** Begin **

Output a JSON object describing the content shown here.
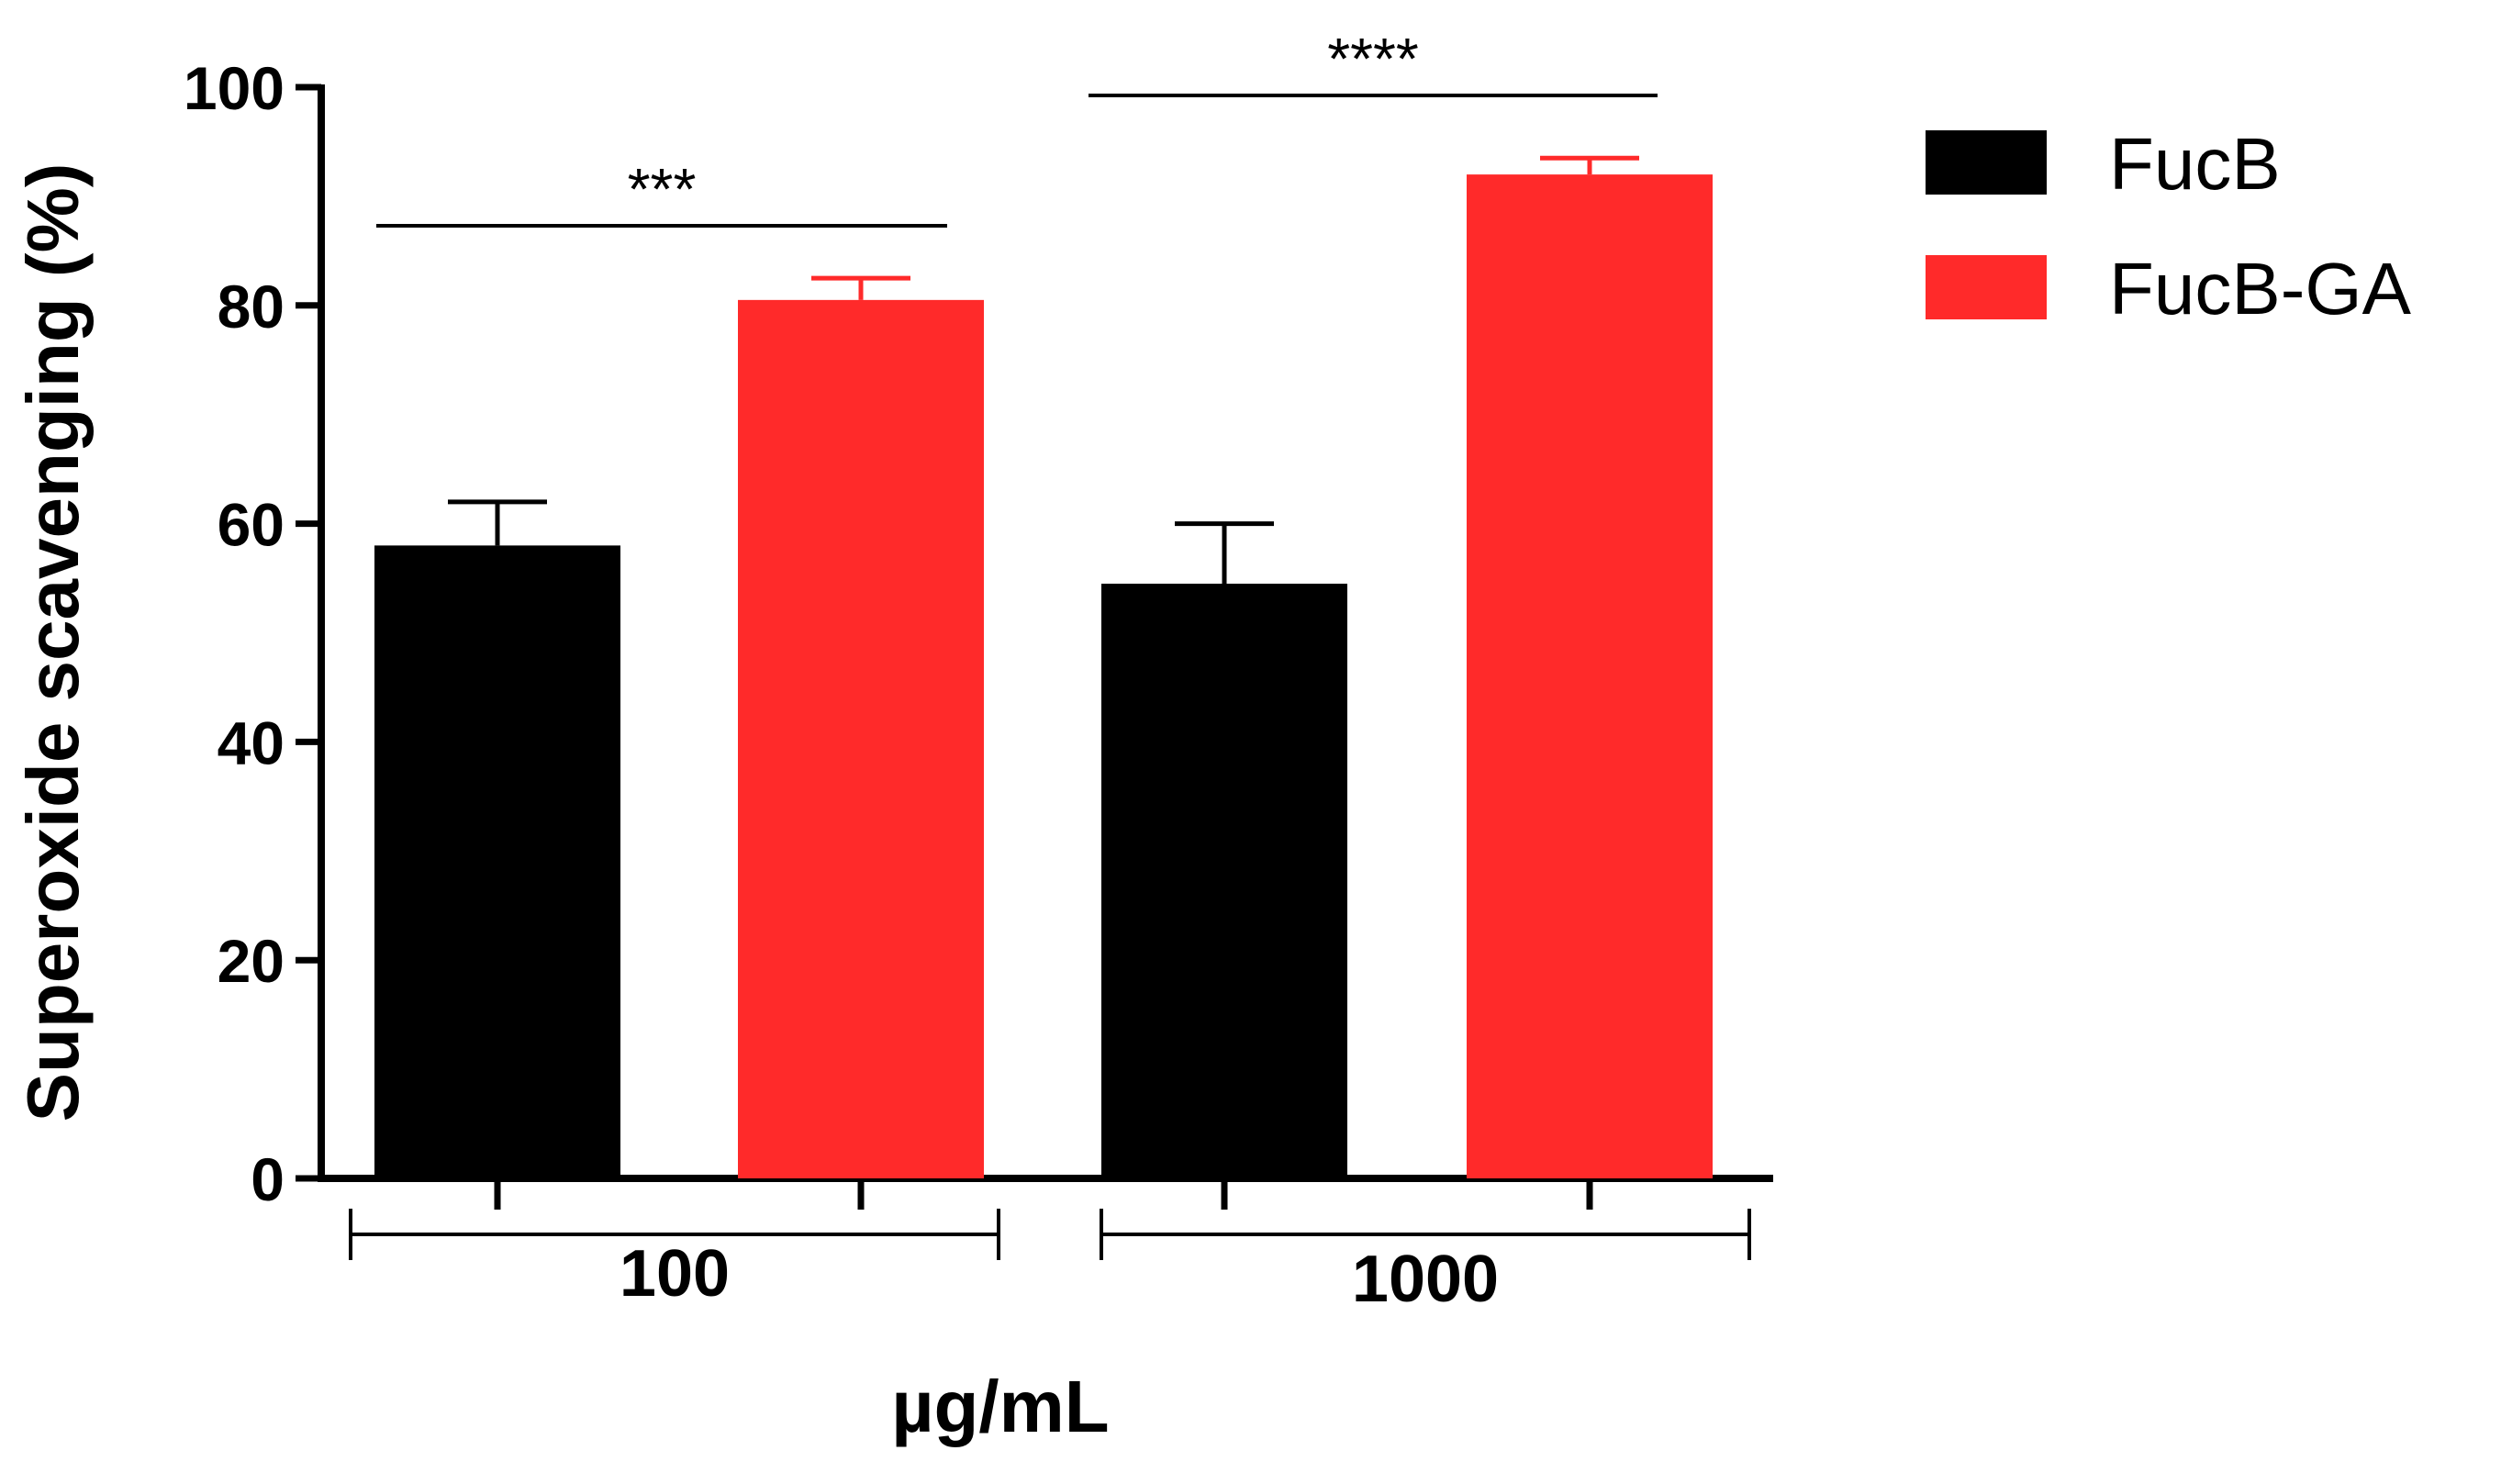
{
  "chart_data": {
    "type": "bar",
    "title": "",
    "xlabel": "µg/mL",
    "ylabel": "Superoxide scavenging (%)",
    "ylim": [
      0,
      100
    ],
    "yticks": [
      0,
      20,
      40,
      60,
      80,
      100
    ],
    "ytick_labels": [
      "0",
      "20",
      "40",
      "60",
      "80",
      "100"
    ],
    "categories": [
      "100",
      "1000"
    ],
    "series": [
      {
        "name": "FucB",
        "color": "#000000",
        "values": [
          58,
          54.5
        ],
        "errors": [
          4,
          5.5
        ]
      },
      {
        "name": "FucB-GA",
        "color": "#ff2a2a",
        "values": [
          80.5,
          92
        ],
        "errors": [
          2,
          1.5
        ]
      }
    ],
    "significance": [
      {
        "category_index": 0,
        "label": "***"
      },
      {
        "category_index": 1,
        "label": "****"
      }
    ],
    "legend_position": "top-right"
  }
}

** End **
** Begin **

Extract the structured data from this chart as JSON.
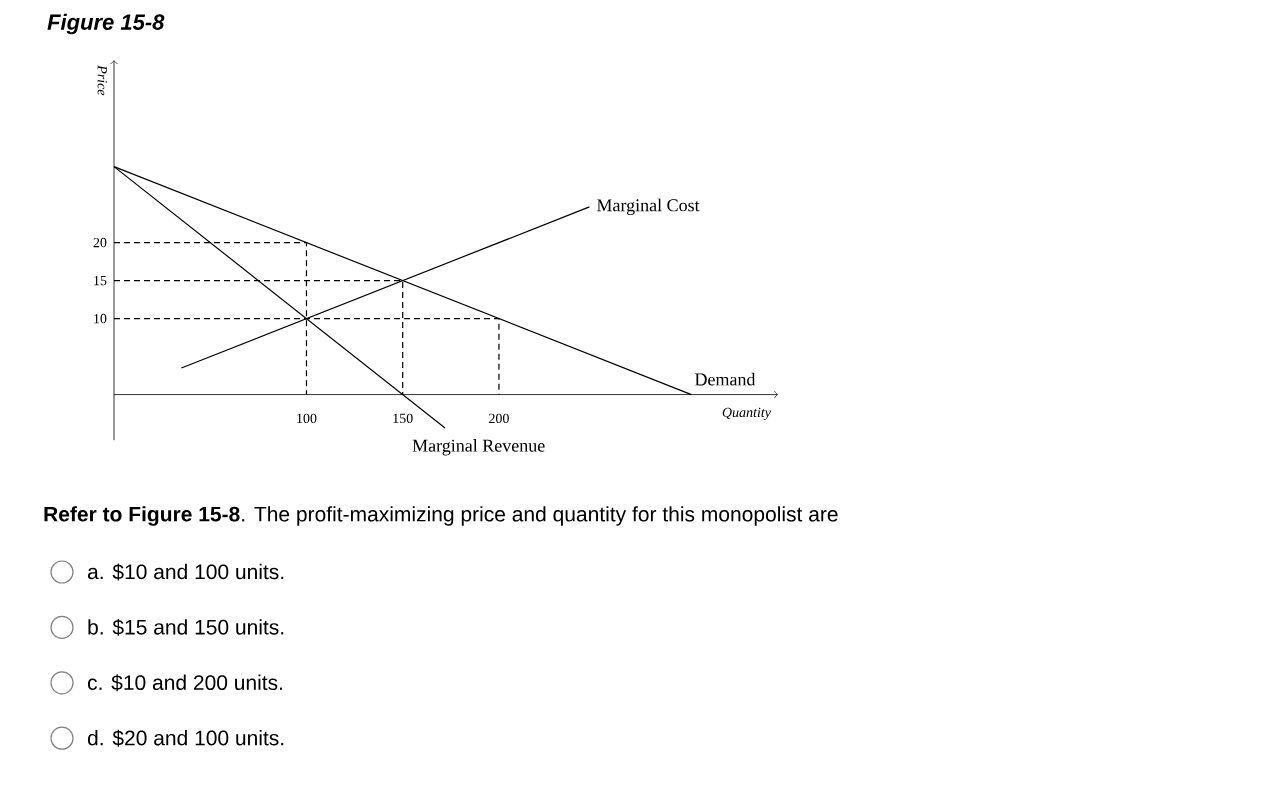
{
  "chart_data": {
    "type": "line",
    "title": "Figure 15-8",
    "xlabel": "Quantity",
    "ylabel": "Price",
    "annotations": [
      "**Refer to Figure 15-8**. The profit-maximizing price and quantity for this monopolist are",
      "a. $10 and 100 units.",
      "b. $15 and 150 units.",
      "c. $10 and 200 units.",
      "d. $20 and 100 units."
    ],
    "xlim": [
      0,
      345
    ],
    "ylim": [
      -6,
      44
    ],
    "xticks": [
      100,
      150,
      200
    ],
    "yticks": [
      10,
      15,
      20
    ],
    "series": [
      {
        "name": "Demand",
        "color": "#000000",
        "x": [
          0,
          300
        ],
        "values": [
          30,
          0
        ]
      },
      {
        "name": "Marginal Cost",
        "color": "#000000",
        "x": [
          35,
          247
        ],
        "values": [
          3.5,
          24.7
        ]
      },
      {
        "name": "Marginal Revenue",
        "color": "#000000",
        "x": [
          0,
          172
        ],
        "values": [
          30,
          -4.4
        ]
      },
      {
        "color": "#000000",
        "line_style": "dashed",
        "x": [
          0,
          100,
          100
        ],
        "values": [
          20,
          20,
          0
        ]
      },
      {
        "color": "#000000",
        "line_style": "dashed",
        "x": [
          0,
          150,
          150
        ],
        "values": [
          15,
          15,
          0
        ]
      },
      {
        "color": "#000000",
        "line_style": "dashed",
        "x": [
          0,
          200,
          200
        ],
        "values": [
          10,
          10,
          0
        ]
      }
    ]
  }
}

** End **
** Begin **

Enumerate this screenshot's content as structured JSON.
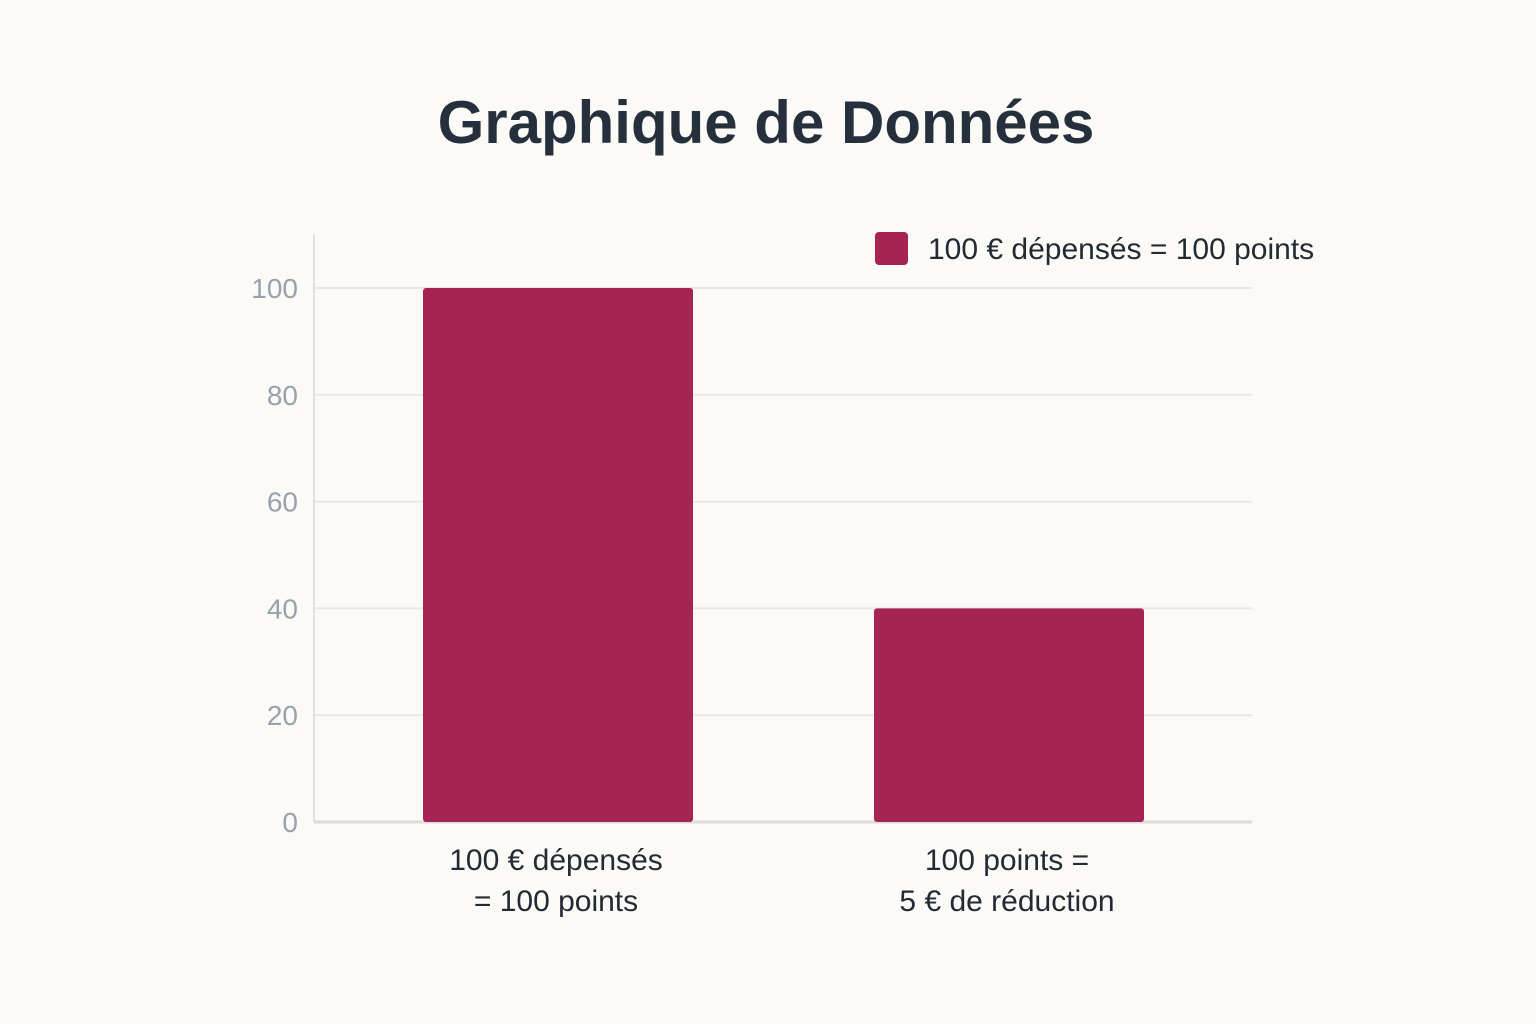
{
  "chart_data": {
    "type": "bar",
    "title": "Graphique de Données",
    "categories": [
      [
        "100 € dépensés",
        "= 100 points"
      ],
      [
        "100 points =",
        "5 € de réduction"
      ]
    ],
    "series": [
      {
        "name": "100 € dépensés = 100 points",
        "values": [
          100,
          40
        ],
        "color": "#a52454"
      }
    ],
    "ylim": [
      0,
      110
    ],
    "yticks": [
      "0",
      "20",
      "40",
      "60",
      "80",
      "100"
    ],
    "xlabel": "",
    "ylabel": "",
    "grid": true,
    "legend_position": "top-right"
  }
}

** End **

→ Stated exercise:
Copy out every line of the data that includes "Figure".

→ Correct response:
    "title": "Figure 15-8",
      "**Refer to Figure 15-8**. The profit-maximizing price and quantity for this monopolist are",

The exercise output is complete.